-- Prompt --
Below are some records; work out how many of their lines contain "description" and give the number only.

------ Input rows ------

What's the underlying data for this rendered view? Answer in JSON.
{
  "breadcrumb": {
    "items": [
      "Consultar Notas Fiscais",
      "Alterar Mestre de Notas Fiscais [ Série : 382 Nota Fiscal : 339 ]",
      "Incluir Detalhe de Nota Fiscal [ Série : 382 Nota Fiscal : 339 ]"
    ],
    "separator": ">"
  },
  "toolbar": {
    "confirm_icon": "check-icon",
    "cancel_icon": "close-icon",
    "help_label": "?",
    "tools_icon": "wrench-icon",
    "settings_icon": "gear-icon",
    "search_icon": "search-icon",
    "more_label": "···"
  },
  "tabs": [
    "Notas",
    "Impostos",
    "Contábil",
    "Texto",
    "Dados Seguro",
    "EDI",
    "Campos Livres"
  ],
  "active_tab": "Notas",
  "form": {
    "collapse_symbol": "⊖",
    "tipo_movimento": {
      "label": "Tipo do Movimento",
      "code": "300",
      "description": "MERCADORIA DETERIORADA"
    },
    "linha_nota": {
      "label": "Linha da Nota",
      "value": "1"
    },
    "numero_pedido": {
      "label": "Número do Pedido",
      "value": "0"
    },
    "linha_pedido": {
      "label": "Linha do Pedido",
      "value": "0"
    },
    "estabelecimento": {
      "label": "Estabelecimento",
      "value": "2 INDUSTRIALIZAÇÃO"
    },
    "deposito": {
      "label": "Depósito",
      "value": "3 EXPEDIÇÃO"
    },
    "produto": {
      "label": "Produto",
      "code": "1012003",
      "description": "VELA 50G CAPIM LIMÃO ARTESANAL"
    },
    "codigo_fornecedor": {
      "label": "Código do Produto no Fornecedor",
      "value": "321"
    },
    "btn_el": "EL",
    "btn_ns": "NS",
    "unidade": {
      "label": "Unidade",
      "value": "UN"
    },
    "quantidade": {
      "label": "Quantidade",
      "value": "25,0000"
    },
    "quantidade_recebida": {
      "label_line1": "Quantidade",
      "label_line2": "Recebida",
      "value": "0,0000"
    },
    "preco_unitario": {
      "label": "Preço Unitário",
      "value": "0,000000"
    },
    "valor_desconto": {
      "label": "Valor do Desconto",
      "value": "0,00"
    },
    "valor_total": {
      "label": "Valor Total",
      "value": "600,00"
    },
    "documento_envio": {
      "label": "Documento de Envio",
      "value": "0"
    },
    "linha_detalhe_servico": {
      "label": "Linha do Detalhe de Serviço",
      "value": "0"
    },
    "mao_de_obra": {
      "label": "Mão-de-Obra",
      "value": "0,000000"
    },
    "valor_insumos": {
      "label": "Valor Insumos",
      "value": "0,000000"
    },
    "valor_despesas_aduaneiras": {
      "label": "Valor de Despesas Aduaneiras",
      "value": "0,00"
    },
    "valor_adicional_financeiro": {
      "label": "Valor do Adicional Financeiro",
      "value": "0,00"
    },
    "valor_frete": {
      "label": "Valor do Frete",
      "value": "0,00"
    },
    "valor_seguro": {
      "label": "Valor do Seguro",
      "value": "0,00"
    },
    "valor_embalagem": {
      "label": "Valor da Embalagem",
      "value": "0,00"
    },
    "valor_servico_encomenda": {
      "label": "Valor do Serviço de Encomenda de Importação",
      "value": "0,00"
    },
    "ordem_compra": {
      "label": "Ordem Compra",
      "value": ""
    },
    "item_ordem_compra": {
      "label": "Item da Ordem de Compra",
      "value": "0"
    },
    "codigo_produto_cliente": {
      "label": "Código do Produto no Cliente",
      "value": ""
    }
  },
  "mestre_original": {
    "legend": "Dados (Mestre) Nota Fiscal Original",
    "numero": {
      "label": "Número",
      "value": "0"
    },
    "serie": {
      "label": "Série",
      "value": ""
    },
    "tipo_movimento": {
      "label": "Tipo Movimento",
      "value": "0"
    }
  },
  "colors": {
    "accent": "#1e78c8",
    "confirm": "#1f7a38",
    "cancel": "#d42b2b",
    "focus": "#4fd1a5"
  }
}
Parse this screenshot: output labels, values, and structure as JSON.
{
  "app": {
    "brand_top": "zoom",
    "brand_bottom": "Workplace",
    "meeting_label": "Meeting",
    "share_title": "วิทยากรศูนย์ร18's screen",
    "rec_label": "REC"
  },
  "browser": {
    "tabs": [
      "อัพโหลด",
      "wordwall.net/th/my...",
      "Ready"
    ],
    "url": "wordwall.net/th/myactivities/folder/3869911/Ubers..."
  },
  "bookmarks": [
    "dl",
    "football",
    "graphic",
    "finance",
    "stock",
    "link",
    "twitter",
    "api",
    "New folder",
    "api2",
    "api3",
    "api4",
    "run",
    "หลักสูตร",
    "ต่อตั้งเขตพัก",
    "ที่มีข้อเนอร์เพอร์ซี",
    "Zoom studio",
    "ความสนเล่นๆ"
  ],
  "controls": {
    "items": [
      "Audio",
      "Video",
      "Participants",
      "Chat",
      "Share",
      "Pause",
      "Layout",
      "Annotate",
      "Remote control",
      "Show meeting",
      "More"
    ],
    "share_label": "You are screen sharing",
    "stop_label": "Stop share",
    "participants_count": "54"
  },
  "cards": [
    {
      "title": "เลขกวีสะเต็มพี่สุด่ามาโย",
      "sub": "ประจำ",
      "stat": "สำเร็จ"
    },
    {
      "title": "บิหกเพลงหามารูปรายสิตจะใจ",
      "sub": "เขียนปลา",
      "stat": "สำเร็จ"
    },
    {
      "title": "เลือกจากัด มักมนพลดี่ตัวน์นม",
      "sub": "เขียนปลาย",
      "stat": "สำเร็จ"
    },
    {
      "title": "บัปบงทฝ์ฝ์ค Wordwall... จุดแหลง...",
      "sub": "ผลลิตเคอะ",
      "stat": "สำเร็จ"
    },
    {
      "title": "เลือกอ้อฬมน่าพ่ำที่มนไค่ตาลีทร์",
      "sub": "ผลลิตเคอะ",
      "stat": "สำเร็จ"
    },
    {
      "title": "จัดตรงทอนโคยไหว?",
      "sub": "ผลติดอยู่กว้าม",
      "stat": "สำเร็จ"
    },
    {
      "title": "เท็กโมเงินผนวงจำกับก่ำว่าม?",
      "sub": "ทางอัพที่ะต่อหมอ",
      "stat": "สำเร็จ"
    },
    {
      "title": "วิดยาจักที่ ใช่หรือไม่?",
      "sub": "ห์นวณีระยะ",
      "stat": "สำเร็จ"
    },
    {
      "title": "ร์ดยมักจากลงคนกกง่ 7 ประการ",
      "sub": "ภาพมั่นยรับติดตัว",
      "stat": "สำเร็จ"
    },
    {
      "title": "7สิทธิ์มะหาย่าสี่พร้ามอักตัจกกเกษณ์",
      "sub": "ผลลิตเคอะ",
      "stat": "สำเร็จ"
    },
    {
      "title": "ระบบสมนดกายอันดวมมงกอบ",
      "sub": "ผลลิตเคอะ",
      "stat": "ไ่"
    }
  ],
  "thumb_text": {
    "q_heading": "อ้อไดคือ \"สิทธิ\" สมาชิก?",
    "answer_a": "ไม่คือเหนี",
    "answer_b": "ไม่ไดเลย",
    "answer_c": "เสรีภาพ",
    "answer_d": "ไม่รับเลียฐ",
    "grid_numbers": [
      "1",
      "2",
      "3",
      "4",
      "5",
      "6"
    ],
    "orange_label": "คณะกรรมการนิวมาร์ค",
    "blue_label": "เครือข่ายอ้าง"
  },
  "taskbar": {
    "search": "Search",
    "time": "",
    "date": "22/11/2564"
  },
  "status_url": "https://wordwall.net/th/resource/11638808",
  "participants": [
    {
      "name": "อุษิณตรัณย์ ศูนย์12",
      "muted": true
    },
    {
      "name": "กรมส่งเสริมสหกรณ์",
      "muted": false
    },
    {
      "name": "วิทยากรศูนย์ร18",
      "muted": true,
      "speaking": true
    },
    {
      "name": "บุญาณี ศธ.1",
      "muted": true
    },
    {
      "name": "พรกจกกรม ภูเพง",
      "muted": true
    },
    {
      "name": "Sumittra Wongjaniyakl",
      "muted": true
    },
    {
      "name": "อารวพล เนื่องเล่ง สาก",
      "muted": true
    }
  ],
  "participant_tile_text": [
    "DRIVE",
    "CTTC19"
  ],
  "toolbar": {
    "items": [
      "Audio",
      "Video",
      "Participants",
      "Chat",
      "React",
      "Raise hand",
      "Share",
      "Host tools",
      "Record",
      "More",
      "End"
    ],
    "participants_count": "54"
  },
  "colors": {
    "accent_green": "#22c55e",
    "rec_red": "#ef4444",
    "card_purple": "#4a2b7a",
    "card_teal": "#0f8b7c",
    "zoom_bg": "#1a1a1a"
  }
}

------

-- Final result --
2